→ Set exercise
Locate each line below that includes "false" and reproduce it.

[start Extracted information]

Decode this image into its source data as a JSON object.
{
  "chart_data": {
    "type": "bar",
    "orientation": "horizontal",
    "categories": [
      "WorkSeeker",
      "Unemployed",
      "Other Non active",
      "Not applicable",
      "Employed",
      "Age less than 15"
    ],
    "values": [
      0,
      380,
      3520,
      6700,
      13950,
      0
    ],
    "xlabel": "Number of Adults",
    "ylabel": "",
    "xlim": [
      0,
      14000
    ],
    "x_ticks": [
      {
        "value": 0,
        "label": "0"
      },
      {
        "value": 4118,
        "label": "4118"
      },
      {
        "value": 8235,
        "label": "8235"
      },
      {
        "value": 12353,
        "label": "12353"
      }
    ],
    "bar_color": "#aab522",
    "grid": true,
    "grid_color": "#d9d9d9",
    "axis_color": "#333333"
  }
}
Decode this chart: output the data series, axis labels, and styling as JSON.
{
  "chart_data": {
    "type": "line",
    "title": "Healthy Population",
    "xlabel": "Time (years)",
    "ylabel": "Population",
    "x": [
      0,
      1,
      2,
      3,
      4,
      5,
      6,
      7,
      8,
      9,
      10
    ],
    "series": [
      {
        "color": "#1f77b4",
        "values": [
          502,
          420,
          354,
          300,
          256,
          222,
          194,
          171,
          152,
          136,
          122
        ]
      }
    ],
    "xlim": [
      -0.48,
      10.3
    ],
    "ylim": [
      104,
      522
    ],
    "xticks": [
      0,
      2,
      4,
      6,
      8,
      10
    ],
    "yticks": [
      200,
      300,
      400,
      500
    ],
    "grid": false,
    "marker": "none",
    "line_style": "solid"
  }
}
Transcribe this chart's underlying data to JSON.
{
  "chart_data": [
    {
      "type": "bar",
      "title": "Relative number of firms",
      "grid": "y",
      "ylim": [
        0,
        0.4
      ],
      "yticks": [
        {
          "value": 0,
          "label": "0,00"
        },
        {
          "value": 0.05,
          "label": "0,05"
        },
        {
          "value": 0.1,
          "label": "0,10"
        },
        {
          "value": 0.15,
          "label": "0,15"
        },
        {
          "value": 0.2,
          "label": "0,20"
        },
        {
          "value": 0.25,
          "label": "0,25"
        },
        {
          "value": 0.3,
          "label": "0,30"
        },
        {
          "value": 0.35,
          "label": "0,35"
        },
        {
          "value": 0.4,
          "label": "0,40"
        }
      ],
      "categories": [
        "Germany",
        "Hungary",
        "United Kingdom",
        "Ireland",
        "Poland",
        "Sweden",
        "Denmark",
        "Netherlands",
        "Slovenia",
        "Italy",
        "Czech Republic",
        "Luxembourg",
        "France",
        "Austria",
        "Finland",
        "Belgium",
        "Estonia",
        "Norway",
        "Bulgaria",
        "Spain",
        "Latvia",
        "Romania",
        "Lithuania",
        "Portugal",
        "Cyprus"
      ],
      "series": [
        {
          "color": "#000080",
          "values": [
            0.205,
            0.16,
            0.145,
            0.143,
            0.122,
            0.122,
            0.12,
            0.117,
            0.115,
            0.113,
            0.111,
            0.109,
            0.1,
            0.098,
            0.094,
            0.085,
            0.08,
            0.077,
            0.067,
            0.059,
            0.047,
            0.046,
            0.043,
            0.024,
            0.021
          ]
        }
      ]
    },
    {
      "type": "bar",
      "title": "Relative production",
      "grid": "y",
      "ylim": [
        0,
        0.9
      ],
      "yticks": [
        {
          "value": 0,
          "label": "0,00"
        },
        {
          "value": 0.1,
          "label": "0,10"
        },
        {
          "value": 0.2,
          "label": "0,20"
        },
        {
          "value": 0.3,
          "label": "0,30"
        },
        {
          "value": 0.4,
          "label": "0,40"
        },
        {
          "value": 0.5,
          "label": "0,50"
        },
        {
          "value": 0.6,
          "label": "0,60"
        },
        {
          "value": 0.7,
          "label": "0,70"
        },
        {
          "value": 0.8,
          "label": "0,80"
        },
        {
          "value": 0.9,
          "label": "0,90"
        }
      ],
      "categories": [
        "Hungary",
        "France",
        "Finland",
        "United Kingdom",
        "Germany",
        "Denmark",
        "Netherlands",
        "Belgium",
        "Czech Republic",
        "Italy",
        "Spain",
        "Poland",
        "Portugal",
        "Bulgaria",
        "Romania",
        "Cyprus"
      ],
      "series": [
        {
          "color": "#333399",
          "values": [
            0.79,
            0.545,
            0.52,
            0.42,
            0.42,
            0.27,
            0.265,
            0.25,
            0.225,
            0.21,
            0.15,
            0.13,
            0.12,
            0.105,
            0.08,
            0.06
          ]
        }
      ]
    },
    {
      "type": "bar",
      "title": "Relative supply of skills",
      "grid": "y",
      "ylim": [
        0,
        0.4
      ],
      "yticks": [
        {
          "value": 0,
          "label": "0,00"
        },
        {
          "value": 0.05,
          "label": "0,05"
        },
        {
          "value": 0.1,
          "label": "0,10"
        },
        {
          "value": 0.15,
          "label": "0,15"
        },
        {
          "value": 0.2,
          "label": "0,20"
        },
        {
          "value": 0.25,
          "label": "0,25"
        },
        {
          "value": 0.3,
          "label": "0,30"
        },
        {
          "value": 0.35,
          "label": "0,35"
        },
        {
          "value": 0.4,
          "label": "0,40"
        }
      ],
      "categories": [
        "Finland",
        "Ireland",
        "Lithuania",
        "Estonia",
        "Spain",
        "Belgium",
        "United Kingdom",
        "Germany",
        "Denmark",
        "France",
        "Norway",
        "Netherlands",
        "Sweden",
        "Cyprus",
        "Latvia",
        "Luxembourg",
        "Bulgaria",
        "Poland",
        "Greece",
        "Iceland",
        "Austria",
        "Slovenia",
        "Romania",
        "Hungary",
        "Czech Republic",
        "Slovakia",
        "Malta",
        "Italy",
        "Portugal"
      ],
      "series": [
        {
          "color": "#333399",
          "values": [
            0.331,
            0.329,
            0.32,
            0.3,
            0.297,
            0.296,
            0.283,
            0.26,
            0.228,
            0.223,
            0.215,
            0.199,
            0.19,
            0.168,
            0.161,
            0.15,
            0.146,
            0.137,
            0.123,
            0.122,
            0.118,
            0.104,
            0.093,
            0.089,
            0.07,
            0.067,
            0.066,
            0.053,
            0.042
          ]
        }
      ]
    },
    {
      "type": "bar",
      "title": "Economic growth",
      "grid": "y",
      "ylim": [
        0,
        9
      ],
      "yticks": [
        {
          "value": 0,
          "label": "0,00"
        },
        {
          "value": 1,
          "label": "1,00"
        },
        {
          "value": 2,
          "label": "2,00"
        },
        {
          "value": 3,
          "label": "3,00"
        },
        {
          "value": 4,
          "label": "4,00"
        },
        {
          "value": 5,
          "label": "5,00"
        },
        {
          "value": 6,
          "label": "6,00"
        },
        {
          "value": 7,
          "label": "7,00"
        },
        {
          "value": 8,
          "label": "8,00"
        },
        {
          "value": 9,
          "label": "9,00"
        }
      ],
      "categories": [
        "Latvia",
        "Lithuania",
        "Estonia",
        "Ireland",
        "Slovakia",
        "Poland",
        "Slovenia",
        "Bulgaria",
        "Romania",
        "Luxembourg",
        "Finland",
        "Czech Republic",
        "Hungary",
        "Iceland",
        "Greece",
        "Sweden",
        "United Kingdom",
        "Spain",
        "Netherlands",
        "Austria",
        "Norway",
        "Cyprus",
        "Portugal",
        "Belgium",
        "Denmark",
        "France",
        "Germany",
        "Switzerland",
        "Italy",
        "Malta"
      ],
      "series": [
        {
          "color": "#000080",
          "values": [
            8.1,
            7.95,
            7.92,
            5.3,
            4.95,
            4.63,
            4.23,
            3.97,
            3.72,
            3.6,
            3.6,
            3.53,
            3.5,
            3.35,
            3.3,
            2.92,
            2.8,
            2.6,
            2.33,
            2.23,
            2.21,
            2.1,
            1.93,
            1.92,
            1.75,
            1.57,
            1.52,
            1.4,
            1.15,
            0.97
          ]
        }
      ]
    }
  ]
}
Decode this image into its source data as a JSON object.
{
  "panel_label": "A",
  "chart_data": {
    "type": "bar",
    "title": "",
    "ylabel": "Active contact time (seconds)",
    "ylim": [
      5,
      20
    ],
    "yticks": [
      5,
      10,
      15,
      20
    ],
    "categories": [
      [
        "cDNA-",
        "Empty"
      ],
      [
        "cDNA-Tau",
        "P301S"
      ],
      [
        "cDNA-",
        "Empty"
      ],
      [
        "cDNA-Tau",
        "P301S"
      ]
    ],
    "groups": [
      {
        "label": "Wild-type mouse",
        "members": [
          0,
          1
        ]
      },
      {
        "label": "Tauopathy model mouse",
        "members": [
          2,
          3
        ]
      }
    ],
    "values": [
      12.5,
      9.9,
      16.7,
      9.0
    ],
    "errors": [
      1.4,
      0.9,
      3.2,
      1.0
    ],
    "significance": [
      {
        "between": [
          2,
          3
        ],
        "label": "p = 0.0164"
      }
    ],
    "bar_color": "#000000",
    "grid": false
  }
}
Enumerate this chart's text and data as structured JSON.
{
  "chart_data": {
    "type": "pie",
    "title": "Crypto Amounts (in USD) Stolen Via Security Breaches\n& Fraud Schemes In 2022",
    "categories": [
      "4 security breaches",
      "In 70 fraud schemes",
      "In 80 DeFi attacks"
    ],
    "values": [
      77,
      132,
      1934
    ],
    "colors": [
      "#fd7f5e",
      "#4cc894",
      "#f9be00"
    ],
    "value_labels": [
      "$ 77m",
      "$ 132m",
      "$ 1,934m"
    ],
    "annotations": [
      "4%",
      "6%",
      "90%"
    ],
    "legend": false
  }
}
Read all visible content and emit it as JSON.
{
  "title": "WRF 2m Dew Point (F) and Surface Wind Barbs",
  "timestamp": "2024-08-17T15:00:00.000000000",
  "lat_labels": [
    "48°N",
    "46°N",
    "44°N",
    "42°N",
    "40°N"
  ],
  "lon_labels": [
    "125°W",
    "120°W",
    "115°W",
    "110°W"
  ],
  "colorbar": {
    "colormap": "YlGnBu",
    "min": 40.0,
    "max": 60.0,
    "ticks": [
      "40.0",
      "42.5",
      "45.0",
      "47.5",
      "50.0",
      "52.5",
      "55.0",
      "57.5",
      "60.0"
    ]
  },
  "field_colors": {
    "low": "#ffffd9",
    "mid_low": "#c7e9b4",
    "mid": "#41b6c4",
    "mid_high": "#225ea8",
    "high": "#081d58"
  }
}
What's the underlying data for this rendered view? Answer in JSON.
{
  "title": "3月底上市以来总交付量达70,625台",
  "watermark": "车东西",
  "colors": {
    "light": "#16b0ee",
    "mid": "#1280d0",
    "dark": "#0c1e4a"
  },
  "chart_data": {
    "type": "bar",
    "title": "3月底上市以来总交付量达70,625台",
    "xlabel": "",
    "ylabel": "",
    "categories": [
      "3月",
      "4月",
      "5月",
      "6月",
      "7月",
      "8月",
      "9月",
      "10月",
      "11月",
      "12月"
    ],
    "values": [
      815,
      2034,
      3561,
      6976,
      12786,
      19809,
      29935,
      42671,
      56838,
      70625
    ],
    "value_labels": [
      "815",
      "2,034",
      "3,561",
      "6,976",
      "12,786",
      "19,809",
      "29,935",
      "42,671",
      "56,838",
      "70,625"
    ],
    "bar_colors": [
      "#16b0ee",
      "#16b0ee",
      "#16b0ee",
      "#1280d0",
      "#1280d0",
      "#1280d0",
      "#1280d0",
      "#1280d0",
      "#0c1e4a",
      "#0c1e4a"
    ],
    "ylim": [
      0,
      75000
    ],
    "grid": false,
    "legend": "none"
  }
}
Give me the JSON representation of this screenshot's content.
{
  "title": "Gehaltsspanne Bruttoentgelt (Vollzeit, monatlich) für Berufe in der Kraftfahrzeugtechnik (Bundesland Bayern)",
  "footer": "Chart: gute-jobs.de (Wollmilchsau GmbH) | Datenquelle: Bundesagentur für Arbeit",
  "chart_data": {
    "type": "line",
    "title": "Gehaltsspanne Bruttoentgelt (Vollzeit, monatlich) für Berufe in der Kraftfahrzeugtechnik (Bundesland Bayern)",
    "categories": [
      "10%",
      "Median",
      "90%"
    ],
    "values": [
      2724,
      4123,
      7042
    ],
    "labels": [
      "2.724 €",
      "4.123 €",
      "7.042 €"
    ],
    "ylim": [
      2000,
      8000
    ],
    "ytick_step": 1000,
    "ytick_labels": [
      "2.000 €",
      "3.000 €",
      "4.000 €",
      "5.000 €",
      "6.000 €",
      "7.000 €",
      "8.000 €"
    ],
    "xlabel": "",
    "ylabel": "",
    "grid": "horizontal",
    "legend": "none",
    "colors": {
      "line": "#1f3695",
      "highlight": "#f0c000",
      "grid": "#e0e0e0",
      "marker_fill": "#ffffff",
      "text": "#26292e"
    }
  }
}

[end Extracted information]

→ Solution to this problem
    "grid": false,
    "grid": false
    "legend": false
    "grid": false,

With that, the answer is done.